WORK REQUIRED: Wherever the string "adapters" occurs in a line of these records, report that line.
----------
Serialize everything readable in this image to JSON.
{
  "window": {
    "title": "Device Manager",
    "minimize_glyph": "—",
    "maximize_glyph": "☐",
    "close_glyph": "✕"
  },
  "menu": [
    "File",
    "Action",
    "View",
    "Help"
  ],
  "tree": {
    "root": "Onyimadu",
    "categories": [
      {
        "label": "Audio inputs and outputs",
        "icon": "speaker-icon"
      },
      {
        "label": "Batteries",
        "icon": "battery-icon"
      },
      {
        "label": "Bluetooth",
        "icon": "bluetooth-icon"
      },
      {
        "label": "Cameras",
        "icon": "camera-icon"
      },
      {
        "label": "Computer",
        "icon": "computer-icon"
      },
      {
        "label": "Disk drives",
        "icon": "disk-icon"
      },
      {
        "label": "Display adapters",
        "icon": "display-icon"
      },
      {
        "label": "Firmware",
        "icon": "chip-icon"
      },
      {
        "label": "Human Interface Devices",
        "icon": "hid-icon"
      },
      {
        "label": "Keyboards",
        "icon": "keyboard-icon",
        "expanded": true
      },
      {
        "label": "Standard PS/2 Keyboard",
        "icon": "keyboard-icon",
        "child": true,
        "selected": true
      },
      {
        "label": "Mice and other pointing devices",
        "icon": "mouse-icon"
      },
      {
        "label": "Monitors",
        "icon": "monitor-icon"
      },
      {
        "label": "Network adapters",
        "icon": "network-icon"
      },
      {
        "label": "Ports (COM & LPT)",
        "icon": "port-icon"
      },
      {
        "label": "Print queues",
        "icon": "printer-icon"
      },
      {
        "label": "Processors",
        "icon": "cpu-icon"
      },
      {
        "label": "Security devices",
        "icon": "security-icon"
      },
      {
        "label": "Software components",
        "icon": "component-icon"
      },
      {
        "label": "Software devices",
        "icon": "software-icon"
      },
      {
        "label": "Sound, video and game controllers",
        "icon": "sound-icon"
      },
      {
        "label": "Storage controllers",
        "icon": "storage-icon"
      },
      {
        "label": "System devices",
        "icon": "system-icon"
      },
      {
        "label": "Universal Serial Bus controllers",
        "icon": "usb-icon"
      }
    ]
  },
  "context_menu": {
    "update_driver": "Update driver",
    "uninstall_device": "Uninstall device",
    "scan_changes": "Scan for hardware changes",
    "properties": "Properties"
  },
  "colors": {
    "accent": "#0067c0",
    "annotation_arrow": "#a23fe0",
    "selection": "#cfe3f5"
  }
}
----------
PROBLEM SOLUTION:
        "label": "Display adapters",
        "label": "Network adapters",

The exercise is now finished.